• [Exercise goal]: Continue the text about Mount Mtelo from its final sentence.
[[ Selected extract, beginning ]]
- Mtelo Location within Kenya

Highest point
- Elevation: 3,336 m (10,945 ft)
- Prominence: 1,768 m (5,801 ft)
- Listing: Ultra Ribu
- Coordinates: 1°40′N 35°23′E﻿ / ﻿1.66°N 35.38°E

Geography
- Location: Kenya

= Mount Mtelo =

Mountain in Kenya

Mount Mtelo (Sekerr) is the seventh-highest mountain in Kenya (3336m/10,944 ft), after Mount Kenya, Mount Elgon, Aberdares, High Cheranganis, and Mount Kipipiri, and is situated in the North West highlands of West Pokot County, approximately 120 km north of Kitale Town.

==Climbing the mountain==
Marich Pass Field Studies Centre represents a good base to explore the mountain, and guides are available to help people with the ascent. It is a three-day hike to the top and back, and it is advised that hikers stay a night or two at the Mount Mtelo Viewpoint Camp, a campsite with cottage accommodation run by the Ywalasiwa family. However, access to the campsite by vehicle involves a steep drive up the Sekerr escarpment. No specialist equipment or training is required for the climb, and different trails can be taken to the campsite and peak, passing through cultivated areas of the Pokot, forest, bamboo, and open moorland, with extensive views of eastern Uganda and north-west Kenya on a clear day. The mountain is considered sacred, as it is described as the cradle of pastoral Pokot according to oral traditions. Mount Mtelo is home to black-and-white colobus monkeys, small antelope, three species of turaco and 10 sunbird species.
[[ Selected extract, end ]]
[[ Study material, beginning ]]
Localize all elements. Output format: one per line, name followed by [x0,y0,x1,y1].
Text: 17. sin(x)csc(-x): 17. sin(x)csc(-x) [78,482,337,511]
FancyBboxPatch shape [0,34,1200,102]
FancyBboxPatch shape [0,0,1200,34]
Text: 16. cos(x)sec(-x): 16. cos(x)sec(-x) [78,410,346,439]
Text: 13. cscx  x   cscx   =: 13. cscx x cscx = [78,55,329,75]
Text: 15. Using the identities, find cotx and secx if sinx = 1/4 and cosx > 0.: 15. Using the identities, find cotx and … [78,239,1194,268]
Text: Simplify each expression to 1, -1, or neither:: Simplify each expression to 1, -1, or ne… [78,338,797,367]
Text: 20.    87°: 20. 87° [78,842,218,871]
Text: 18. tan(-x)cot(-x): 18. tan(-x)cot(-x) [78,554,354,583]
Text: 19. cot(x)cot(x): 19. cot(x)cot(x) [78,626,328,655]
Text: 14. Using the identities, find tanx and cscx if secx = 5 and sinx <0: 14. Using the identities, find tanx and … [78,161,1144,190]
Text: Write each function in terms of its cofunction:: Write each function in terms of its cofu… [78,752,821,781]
[[ Study material, end ]]
• [Written reply]:
The altitude means the temperature and humidity are lower than in Marich, making hiking far more comfortable and unfavorable for mosquitoes.

==Community and development projects==
The area is home to six clans, Chapin, Kamket, Ngusurot, Silokot, Talai, and Tungo, with an overall population of over 30,000. However, the area is isolated, and most people are involved in subsistence farming (maize and beans). In recent years local people, with outside assistance, have worked to set up several community projects aimed at helping the Pokot people of the Mbara sub-location. These projects have included: the creation of many water pipeline projects which provide safe drinking water to the local population, the building of a new clinic, and a tree nursery controlled by a local women's group.